Working data
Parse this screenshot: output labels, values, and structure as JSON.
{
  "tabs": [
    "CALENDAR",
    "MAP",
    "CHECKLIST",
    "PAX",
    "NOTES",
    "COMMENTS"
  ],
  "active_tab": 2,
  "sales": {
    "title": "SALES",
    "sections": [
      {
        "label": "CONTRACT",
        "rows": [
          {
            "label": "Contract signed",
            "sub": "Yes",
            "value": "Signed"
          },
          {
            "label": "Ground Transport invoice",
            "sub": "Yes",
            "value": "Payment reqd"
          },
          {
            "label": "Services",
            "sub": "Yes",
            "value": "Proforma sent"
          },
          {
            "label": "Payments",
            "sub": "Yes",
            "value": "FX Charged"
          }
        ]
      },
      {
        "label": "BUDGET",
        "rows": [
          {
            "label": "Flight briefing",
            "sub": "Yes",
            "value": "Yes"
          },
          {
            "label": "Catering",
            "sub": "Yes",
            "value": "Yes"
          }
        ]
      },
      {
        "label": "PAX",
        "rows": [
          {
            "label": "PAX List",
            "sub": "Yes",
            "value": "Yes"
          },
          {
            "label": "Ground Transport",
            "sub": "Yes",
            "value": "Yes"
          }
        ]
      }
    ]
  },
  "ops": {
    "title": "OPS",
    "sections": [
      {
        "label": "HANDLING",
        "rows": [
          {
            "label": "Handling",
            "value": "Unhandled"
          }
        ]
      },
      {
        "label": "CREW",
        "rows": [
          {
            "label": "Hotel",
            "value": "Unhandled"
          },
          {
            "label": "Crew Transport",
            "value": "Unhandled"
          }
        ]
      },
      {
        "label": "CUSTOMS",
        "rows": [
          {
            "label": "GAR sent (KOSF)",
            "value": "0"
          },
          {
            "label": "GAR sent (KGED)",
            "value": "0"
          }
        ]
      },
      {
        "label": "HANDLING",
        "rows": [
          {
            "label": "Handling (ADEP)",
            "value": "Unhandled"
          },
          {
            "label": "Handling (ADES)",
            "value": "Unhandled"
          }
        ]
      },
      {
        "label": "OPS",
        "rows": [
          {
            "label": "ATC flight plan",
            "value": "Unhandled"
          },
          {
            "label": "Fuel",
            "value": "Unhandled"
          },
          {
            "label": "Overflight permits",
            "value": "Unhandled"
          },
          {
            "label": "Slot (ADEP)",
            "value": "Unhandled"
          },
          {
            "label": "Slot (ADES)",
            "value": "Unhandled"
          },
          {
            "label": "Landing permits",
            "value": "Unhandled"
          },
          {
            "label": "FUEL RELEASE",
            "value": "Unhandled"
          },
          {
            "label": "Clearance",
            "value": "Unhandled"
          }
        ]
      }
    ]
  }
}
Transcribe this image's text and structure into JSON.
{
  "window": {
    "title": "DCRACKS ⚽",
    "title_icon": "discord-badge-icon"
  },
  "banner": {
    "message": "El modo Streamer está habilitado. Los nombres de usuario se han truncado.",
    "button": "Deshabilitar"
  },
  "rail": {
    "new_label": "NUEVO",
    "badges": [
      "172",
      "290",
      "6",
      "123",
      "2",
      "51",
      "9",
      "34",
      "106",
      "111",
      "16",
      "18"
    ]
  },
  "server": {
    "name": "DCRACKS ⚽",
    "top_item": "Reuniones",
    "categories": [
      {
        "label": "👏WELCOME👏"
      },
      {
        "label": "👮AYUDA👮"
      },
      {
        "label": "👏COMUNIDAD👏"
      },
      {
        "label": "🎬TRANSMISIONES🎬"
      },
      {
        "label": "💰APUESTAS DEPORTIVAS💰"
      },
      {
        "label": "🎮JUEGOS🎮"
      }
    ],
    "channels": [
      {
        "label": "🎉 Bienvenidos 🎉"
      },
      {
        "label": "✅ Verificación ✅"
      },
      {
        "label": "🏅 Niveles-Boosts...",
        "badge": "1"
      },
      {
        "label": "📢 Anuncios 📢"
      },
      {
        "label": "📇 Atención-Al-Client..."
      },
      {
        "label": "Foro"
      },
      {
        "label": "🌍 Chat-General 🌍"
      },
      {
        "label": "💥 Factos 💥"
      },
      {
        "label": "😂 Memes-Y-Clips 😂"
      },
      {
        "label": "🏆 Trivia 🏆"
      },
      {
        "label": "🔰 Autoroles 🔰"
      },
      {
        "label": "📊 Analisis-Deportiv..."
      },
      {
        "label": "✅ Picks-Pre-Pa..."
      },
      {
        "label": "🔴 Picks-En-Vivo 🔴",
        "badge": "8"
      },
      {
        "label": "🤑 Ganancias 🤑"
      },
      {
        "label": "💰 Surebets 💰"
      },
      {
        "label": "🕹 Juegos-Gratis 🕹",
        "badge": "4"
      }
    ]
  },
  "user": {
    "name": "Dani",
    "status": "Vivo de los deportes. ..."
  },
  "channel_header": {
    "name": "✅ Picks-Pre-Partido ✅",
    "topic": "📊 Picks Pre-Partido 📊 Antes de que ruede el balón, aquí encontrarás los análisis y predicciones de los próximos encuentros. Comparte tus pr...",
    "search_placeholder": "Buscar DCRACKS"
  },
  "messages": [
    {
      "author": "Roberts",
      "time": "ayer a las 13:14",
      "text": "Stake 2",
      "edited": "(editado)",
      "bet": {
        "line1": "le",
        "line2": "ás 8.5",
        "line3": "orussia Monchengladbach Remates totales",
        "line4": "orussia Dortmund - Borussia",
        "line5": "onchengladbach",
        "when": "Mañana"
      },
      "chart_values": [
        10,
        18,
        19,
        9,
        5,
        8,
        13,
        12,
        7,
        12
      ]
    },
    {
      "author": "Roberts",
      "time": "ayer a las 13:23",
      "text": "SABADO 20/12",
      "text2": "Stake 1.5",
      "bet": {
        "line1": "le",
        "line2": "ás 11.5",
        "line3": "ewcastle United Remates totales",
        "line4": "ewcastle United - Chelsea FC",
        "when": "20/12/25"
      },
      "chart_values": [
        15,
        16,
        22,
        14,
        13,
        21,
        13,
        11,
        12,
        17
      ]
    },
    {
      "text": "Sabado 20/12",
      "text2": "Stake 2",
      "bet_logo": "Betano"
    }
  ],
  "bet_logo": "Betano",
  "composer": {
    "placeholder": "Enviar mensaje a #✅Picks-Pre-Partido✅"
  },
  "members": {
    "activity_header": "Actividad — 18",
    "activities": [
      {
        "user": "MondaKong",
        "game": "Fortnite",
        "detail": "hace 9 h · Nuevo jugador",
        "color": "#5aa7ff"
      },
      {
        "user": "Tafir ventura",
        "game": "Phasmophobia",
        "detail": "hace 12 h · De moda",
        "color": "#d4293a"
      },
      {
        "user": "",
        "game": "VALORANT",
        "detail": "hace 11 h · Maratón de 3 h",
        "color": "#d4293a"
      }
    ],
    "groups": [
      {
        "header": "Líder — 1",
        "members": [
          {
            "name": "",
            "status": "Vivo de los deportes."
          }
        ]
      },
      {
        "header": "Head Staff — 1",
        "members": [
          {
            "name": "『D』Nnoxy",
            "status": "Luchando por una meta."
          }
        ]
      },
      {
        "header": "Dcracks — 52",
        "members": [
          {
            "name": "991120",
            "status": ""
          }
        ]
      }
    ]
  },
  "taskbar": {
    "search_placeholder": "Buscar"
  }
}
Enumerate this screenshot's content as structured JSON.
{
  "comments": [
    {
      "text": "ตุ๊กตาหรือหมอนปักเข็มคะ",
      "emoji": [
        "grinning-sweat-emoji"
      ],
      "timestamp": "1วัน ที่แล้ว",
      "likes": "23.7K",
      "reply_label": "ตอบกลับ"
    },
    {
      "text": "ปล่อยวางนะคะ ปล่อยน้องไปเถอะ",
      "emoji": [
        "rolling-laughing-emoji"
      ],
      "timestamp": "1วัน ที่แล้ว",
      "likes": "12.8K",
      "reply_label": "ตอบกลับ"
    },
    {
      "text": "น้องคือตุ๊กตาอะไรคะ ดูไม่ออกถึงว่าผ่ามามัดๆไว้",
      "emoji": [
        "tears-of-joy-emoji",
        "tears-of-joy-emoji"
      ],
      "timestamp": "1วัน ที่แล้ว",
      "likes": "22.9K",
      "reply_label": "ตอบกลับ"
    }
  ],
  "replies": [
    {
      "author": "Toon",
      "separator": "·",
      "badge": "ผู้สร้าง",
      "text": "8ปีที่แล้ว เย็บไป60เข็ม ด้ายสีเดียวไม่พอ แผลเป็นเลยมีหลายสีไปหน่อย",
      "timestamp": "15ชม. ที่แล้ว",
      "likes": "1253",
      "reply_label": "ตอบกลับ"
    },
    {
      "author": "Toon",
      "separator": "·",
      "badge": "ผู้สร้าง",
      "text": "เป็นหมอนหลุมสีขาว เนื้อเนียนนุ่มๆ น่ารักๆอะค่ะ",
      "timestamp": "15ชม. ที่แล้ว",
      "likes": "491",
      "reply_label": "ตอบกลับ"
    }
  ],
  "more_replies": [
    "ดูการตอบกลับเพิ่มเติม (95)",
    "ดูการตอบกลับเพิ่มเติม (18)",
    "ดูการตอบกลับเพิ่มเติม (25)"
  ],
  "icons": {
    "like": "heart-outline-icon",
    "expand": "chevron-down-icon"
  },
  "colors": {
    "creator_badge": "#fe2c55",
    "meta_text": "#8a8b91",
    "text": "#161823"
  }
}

Task prompt
From the entries above, extract every line where the word "tears" appears.

Right answer
        "tears-of-joy-emoji",
        "tears-of-joy-emoji"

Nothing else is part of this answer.